## [TASK DESCRIPTION]
The entries below should be given again exactly, minus their pictures.
— begin —
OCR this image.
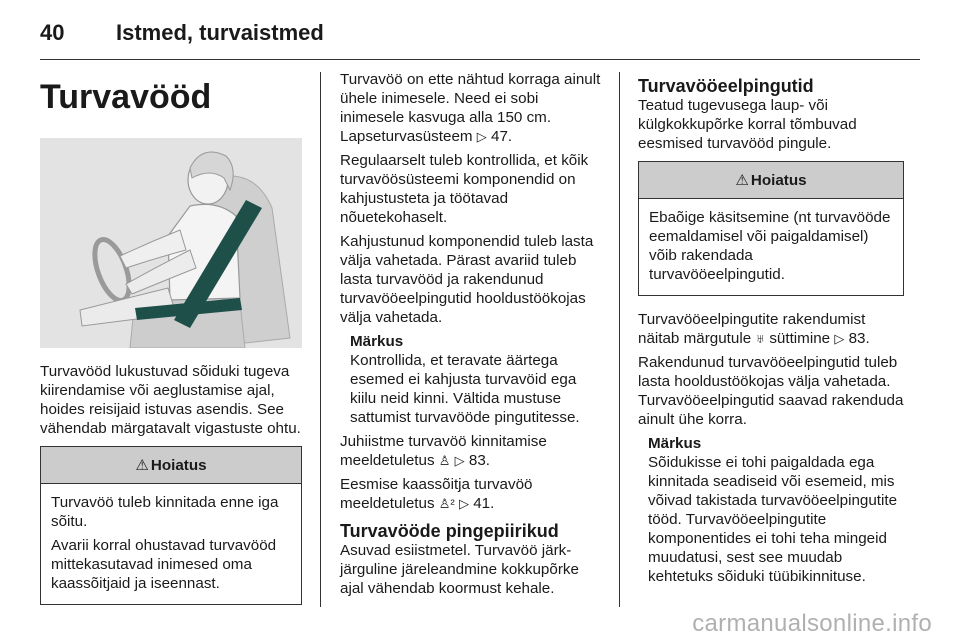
40 Istmed, turvaistmed
Turvavööd

Turvavööd lukustuvad sõiduki tugeva kiirendamise või aeglustamise ajal, hoides reisijaid istuvas asendis. See vähendab märgatavalt vigastuste ohtu.

⚠ Hoiatus

Turvavöö tuleb kinnitada enne iga sõitu.

Avarii korral ohustavad turvavööd mittekasutavad inimesed oma kaassõitjaid ja iseennast.

Turvavöö on ette nähtud korraga ainult ühele inimesele. Need ei sobi inimesele kasvuga alla 150 cm. Lapseturvasüsteem ▷ 47.

Regulaarselt tuleb kontrollida, et kõik turvavöösüsteemi komponendid on kahjustusteta ja töötavad nõuetekohaselt.

Kahjustunud komponendid tuleb lasta välja vahetada. Pärast avariid tuleb lasta turvavööd ja rakendunud turvavööeelpingutid hooldustöökojas välja vahetada.

Märkus
Kontrollida, et teravate äärtega esemed ei kahjusta turvavöid ega kiilu neid kinni. Vältida mustuse sattumist turvavööde pingutitesse.

Juhiistme turvavöö kinnitamise meeldetuletus ♙ ▷ 83.

Eesmise kaassõitja turvavöö meeldetuletus ♙² ▷ 41.

Turvavööde pingepiirikud

Asuvad esiistmetel. Turvavöö järk-järguline järeleandmine kokkupõrke ajal vähendab koormust kehale.

Turvavööeelpingutid

Teatud tugevusega laup- või külgkokkupõrke korral tõmbuvad eesmised turvavööd pingule.

⚠ Hoiatus

Ebaõige käsitsemine (nt turvavööde eemaldamisel või paigaldamisel) võib rakendada turvavööeelpingutid.

Turvavööeelpingutite rakendumist näitab märgutule ♅ süttimine ▷ 83.

Rakendunud turvavööeelpingutid tuleb lasta hooldustöökojas välja vahetada. Turvavööeelpingutid saavad rakenduda ainult ühe korra.

Märkus
Sõidukisse ei tohi paigaldada ega kinnitada seadiseid või esemeid, mis võivad takistada turvavööeelpingutite tööd. Turvavööeelpingutite komponentides ei tohi teha mingeid muudatusi, sest see muudab kehtetuks sõiduki tüübikinnituse.
carmanualsonline.info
— end —
## [FINISHED ANSWER]
OCR this image.
40 Istmed, turvaistmed
Turvavööd

Turvavööd lukustuvad sõiduki tugeva kiirendamise või aeglustamise ajal, hoides reisijaid istuvas asendis. See vähendab märgatavalt vigastuste ohtu.

⚠ Hoiatus

Turvavöö tuleb kinnitada enne iga sõitu.

Avarii korral ohustavad turvavööd mittekasutavad inimesed oma kaassõitjaid ja iseennast.

Turvavöö on ette nähtud korraga ainult ühele inimesele. Need ei sobi inimesele kasvuga alla 150 cm. Lapseturvasüsteem ▷ 47.

Regulaarselt tuleb kontrollida, et kõik turvavöösüsteemi komponendid on kahjustusteta ja töötavad nõuetekohaselt.

Kahjustunud komponendid tuleb lasta välja vahetada. Pärast avariid tuleb lasta turvavööd ja rakendunud turvavööeelpingutid hooldustöökojas välja vahetada.

Märkus
Kontrollida, et teravate äärtega esemed ei kahjusta turvavöid ega kiilu neid kinni. Vältida mustuse sattumist turvavööde pingutitesse.

Juhiistme turvavöö kinnitamise meeldetuletus ♙ ▷ 83.

Eesmise kaassõitja turvavöö meeldetuletus ♙² ▷ 41.

Turvavööde pingepiirikud

Asuvad esiistmetel. Turvavöö järk-järguline järeleandmine kokkupõrke ajal vähendab koormust kehale.

Turvavööeelpingutid

Teatud tugevusega laup- või külgkokkupõrke korral tõmbuvad eesmised turvavööd pingule.

⚠ Hoiatus

Ebaõige käsitsemine (nt turvavööde eemaldamisel või paigaldamisel) võib rakendada turvavööeelpingutid.

Turvavööeelpingutite rakendumist näitab märgutule ♅ süttimine ▷ 83.

Rakendunud turvavööeelpingutid tuleb lasta hooldustöökojas välja vahetada. Turvavööeelpingutid saavad rakenduda ainult ühe korra.

Märkus
Sõidukisse ei tohi paigaldada ega kinnitada seadiseid või esemeid, mis võivad takistada turvavööeelpingutite tööd. Turvavööeelpingutite komponentides ei tohi teha mingeid muudatusi, sest see muudab kehtetuks sõiduki tüübikinnituse.
carmanualsonline.info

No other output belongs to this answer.